#### [Task statement]
Repeat each line exactly, leaving nothing out.

## begin Recorded data

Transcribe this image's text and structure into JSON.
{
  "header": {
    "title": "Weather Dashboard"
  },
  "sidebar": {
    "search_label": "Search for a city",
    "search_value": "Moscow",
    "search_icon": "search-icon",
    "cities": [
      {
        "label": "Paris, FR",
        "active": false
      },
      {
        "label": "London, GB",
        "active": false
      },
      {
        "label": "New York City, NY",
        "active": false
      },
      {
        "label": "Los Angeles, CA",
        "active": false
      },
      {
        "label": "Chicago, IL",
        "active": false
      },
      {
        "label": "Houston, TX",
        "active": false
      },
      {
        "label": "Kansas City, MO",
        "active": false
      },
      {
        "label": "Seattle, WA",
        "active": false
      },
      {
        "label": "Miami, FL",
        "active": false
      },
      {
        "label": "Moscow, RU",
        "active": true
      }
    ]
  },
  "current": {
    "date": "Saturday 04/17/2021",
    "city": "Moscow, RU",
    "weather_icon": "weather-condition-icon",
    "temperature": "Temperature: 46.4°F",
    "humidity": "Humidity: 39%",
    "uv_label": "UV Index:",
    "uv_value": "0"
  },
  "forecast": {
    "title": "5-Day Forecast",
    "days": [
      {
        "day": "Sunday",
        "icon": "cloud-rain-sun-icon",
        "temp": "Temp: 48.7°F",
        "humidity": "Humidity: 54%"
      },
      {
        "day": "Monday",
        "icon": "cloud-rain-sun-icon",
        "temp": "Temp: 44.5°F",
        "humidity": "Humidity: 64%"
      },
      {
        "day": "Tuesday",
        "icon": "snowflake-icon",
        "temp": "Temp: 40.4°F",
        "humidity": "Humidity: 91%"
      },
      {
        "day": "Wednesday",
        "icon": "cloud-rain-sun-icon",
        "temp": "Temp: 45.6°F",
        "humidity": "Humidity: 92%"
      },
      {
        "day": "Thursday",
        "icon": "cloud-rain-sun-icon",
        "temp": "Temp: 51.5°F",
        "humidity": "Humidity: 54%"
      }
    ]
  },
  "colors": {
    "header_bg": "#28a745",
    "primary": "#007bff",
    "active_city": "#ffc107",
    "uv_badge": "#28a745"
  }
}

## end Recorded data

#### [Complete output]
Transcribe this image's text and structure into JSON.
{
  "header": {
    "title": "Weather Dashboard"
  },
  "sidebar": {
    "search_label": "Search for a city",
    "search_value": "Moscow",
    "search_icon": "search-icon",
    "cities": [
      {
        "label": "Paris, FR",
        "active": false
      },
      {
        "label": "London, GB",
        "active": false
      },
      {
        "label": "New York City, NY",
        "active": false
      },
      {
        "label": "Los Angeles, CA",
        "active": false
      },
      {
        "label": "Chicago, IL",
        "active": false
      },
      {
        "label": "Houston, TX",
        "active": false
      },
      {
        "label": "Kansas City, MO",
        "active": false
      },
      {
        "label": "Seattle, WA",
        "active": false
      },
      {
        "label": "Miami, FL",
        "active": false
      },
      {
        "label": "Moscow, RU",
        "active": true
      }
    ]
  },
  "current": {
    "date": "Saturday 04/17/2021",
    "city": "Moscow, RU",
    "weather_icon": "weather-condition-icon",
    "temperature": "Temperature: 46.4°F",
    "humidity": "Humidity: 39%",
    "uv_label": "UV Index:",
    "uv_value": "0"
  },
  "forecast": {
    "title": "5-Day Forecast",
    "days": [
      {
        "day": "Sunday",
        "icon": "cloud-rain-sun-icon",
        "temp": "Temp: 48.7°F",
        "humidity": "Humidity: 54%"
      },
      {
        "day": "Monday",
        "icon": "cloud-rain-sun-icon",
        "temp": "Temp: 44.5°F",
        "humidity": "Humidity: 64%"
      },
      {
        "day": "Tuesday",
        "icon": "snowflake-icon",
        "temp": "Temp: 40.4°F",
        "humidity": "Humidity: 91%"
      },
      {
        "day": "Wednesday",
        "icon": "cloud-rain-sun-icon",
        "temp": "Temp: 45.6°F",
        "humidity": "Humidity: 92%"
      },
      {
        "day": "Thursday",
        "icon": "cloud-rain-sun-icon",
        "temp": "Temp: 51.5°F",
        "humidity": "Humidity: 54%"
      }
    ]
  },
  "colors": {
    "header_bg": "#28a745",
    "primary": "#007bff",
    "active_city": "#ffc107",
    "uv_badge": "#28a745"
  }
}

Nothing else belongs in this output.